**What is asked:** Find the lines holding "mantissa" and copy them.

START Exercise materials

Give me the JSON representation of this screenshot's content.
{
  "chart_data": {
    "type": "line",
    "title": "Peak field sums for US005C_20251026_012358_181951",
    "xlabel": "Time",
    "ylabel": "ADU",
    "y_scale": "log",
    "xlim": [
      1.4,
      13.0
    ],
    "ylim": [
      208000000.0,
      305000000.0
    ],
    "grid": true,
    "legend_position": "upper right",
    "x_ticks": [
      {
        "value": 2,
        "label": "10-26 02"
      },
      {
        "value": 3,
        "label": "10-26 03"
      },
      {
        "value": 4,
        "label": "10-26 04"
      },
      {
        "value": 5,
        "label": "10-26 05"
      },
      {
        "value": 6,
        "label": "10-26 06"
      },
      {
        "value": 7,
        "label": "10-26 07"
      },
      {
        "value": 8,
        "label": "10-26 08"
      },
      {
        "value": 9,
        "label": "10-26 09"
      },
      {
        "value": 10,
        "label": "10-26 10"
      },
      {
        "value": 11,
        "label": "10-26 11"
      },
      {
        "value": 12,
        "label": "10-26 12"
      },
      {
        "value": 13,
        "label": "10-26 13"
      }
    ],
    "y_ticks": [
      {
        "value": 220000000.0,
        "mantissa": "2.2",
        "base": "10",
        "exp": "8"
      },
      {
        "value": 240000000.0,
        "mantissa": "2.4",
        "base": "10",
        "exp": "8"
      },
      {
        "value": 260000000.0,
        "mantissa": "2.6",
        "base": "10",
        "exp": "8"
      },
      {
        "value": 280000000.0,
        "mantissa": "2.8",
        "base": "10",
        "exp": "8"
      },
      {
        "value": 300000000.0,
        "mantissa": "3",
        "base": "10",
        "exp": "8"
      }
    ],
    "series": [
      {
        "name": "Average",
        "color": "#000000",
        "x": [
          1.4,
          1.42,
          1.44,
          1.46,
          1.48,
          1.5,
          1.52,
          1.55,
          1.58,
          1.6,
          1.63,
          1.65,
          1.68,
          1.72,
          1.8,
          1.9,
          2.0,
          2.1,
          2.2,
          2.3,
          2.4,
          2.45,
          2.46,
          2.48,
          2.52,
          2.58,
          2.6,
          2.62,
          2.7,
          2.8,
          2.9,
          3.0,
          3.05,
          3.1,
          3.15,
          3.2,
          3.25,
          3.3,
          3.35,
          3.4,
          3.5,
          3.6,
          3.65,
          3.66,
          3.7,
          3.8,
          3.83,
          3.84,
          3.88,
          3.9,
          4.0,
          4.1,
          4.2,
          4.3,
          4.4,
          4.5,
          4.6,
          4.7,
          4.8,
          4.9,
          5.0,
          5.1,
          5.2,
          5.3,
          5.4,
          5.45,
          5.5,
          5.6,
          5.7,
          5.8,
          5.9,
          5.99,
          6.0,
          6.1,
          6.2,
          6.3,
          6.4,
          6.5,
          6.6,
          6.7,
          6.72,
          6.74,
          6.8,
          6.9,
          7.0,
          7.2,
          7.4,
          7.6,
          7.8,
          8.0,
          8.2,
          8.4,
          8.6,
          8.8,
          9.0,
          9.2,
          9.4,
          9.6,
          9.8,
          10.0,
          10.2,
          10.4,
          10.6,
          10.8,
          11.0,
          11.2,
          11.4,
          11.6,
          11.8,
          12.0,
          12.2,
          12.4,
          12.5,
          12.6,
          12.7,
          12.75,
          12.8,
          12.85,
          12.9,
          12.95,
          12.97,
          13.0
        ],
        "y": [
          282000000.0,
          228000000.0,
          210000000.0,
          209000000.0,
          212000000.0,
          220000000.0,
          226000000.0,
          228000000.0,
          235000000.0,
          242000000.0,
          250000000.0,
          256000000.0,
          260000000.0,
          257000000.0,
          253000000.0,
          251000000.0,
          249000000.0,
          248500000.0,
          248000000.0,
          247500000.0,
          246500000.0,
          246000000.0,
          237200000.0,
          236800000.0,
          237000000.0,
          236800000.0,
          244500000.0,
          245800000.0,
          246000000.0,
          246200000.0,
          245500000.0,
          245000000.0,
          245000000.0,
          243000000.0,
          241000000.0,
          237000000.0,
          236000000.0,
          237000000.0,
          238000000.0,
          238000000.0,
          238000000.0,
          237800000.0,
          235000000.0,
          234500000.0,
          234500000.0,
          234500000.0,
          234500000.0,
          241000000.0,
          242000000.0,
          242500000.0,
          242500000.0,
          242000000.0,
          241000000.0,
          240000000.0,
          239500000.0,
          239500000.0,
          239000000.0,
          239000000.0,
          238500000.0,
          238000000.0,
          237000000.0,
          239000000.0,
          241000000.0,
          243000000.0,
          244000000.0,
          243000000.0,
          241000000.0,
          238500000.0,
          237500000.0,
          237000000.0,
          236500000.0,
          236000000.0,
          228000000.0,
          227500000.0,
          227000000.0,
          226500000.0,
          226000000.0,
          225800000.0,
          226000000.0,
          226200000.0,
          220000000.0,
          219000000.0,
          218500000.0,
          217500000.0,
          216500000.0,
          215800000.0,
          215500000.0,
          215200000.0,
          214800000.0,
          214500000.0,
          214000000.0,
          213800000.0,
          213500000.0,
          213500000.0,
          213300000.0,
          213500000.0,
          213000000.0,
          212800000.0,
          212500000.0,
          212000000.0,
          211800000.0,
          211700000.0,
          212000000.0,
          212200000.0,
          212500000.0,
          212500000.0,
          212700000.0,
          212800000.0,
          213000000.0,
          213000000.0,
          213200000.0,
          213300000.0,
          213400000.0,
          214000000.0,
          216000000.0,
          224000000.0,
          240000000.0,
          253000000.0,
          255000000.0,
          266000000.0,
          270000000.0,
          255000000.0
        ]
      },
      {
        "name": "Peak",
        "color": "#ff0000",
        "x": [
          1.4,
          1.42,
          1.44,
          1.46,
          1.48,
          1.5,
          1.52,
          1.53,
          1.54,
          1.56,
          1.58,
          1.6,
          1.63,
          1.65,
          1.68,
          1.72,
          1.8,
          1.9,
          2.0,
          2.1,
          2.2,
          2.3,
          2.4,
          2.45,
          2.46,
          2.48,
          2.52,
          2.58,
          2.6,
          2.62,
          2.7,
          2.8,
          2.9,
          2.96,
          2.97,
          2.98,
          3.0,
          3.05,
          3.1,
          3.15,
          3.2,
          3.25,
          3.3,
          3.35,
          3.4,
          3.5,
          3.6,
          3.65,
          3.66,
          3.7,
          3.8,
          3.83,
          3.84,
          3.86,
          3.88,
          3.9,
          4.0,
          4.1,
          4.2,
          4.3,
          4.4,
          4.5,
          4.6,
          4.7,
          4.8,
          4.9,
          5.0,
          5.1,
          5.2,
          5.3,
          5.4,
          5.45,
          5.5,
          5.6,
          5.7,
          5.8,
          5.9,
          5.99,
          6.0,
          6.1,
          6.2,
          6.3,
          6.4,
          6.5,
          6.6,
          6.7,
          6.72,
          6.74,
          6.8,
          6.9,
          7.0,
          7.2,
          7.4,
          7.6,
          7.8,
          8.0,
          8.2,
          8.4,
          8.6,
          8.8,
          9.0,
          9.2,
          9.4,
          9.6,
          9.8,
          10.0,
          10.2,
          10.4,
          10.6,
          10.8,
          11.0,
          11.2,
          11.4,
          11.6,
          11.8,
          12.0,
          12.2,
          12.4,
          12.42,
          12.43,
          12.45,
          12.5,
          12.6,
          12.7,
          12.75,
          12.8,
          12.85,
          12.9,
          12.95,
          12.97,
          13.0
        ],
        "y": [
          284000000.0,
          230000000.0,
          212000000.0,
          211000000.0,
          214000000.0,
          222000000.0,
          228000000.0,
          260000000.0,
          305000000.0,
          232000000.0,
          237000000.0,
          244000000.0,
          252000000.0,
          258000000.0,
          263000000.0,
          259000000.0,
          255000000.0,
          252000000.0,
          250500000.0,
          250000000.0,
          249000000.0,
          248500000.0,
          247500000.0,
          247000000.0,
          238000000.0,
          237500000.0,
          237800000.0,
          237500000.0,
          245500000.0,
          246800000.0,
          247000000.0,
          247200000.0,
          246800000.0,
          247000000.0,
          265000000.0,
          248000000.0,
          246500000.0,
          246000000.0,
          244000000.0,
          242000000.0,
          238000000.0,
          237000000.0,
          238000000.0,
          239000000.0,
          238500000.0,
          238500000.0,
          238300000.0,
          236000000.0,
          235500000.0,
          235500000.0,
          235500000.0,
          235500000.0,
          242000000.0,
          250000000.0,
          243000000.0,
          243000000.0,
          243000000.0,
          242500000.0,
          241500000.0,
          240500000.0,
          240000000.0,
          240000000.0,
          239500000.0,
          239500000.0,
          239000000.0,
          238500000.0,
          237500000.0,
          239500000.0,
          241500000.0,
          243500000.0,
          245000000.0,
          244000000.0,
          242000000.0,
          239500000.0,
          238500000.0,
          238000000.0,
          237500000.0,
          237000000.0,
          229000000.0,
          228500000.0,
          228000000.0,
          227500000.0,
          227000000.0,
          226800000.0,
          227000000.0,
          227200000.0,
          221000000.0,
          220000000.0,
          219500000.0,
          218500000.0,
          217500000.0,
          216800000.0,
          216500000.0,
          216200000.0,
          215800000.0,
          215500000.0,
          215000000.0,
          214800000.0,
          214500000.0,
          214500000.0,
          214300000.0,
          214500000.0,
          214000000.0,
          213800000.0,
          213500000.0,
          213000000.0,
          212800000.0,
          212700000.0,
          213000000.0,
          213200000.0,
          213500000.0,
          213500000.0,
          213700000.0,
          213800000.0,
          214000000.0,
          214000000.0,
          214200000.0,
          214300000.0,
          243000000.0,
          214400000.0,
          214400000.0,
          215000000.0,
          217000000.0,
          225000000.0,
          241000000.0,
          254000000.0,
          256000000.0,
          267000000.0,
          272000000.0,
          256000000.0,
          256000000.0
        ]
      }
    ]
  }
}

END Exercise materials

**Result of this task:**
        "mantissa": "2.2",
        "mantissa": "2.4",
        "mantissa": "2.6",
        "mantissa": "2.8",
        "mantissa": "3",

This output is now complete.